TASK PROMPT:
Copy all lines below containing "تقول".

MATERIAL PROVIDED:
============

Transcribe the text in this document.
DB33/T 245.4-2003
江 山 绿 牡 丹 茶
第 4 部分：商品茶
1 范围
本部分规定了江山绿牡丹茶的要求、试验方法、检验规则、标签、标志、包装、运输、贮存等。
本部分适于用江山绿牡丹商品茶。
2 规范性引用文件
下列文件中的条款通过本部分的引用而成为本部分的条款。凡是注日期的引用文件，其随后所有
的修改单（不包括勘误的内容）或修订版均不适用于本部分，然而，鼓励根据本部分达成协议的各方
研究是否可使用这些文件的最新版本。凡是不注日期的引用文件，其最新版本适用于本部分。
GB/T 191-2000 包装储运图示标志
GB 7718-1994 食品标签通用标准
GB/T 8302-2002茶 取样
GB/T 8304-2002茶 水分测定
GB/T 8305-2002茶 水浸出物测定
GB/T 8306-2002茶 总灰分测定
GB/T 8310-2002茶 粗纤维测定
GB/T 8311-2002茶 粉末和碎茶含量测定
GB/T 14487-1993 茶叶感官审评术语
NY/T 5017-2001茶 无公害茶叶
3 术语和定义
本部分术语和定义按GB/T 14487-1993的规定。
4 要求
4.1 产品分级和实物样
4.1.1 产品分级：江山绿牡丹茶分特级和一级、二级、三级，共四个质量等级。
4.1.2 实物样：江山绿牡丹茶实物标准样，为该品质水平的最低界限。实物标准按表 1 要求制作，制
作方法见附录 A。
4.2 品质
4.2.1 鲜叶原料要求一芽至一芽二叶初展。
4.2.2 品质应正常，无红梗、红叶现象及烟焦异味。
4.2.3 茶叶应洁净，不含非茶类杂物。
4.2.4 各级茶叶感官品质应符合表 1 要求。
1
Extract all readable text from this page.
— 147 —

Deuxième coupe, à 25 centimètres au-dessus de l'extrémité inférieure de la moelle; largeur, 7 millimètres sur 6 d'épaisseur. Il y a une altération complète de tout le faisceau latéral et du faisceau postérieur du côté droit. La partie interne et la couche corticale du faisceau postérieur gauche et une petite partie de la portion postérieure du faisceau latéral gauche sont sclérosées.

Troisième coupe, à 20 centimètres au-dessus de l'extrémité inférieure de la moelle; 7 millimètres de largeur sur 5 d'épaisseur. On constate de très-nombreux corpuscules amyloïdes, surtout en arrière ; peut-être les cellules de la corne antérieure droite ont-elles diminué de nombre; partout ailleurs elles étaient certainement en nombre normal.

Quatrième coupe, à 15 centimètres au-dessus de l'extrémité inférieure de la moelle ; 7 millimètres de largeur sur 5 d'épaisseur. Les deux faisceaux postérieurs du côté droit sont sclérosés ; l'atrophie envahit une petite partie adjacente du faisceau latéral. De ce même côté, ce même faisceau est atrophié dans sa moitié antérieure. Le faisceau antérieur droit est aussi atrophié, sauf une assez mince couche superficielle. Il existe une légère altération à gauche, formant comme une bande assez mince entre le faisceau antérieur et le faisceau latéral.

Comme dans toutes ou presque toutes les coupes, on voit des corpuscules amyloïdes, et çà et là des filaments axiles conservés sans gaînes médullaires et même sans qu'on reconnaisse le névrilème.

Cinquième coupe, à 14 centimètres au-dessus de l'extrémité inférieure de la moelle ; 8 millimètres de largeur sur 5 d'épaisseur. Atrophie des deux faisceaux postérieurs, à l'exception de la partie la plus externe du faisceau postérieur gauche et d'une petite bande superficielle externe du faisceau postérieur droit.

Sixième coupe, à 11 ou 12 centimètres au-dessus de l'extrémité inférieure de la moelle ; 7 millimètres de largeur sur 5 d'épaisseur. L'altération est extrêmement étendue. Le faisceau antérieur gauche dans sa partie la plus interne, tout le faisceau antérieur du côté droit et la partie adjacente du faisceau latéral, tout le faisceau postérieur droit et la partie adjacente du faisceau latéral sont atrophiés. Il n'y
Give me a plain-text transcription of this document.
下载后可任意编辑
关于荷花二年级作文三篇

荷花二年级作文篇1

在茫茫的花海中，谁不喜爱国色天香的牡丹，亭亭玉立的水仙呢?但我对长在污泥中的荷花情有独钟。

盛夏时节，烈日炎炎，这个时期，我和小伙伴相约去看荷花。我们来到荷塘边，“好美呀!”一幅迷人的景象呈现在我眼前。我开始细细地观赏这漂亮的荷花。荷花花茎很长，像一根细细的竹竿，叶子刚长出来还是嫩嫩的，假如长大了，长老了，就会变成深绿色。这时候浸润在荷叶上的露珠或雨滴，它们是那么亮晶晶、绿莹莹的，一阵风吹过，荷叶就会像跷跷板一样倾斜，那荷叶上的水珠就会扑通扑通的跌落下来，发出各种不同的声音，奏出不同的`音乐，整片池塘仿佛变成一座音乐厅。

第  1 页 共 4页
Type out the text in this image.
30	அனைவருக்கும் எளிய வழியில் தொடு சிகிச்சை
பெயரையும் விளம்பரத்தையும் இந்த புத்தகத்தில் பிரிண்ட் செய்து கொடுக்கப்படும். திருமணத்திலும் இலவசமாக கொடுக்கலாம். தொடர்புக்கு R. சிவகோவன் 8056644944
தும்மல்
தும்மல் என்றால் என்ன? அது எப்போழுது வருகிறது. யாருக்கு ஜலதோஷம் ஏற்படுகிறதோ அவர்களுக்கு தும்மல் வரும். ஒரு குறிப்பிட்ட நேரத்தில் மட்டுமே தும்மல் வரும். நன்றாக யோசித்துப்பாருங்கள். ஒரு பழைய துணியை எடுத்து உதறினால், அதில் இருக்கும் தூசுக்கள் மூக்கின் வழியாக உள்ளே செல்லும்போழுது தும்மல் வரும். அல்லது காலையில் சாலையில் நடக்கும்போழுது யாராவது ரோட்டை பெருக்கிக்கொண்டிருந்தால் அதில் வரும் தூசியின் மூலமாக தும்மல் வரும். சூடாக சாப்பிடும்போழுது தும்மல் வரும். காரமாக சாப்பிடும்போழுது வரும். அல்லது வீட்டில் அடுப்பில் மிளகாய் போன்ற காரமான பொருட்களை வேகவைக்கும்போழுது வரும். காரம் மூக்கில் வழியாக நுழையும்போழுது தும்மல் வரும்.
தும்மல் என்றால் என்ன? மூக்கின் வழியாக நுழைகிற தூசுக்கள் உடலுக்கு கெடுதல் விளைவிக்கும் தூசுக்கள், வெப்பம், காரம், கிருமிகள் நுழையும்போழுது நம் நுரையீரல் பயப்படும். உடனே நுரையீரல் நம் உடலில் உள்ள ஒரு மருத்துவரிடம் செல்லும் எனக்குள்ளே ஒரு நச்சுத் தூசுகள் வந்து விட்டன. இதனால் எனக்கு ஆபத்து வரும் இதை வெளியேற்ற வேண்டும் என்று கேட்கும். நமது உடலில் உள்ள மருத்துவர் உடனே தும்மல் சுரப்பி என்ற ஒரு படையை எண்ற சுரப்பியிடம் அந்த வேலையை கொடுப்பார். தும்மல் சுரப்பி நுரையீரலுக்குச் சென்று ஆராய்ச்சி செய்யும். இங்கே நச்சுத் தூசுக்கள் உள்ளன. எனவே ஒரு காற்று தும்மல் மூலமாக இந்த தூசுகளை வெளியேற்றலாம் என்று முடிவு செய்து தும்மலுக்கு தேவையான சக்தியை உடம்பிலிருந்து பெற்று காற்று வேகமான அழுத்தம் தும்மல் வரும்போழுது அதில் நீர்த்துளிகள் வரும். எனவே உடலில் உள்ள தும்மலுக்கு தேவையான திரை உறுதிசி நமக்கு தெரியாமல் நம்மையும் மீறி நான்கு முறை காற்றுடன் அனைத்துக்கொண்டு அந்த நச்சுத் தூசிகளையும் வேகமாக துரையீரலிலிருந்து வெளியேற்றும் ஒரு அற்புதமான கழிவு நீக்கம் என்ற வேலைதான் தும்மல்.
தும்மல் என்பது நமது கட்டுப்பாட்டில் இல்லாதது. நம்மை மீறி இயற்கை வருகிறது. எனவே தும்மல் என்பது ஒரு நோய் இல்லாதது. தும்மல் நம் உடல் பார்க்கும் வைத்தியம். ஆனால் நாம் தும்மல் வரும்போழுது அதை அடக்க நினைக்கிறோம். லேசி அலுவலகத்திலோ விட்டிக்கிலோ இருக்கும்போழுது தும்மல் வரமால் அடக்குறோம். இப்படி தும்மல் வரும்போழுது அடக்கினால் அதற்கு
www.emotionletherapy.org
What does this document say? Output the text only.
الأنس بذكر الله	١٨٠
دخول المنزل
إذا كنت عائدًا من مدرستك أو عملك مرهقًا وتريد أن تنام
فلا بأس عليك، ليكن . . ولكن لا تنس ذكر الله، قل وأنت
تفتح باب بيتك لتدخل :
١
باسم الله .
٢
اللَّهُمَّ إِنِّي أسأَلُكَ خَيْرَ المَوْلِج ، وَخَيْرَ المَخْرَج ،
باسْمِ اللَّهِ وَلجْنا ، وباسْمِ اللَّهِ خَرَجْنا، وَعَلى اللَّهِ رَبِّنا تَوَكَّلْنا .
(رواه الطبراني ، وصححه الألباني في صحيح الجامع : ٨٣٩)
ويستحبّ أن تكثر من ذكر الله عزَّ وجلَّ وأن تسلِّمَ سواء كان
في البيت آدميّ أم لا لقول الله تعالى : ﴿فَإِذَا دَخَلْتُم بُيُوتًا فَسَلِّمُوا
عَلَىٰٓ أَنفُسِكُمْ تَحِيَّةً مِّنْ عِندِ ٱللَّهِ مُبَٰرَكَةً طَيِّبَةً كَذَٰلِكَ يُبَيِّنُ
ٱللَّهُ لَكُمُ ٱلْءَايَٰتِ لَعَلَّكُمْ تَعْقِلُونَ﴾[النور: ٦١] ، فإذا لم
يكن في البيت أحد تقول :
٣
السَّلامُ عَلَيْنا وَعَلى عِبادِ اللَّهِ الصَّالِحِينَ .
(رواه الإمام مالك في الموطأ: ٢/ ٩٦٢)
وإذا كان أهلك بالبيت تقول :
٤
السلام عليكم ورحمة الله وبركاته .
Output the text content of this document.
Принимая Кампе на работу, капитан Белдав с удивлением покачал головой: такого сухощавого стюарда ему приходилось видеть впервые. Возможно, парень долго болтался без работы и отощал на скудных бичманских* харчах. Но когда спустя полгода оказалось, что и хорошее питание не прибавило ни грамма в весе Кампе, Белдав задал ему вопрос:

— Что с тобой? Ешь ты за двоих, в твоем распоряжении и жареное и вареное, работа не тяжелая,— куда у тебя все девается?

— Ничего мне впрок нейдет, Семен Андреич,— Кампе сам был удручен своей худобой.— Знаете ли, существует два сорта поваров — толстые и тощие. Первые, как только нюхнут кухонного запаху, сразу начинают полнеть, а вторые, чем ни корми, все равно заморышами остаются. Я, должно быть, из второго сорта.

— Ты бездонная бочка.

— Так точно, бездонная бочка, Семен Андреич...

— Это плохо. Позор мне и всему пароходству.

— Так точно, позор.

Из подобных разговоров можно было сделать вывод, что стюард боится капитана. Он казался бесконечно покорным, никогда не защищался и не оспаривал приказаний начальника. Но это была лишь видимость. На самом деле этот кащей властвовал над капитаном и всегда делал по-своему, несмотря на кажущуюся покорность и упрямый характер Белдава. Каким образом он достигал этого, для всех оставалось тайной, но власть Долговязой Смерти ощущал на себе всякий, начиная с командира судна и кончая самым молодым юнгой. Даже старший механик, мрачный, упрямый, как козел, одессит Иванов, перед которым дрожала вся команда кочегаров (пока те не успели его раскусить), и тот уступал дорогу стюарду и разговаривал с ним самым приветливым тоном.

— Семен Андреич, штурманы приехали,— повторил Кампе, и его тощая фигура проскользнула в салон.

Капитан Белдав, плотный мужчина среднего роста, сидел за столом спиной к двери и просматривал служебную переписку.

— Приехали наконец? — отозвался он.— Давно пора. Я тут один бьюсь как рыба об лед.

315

============

EXERCISE OUTPUT:
يكن في البيت أحد تقول :
وإذا كان أهلك بالبيت تقول :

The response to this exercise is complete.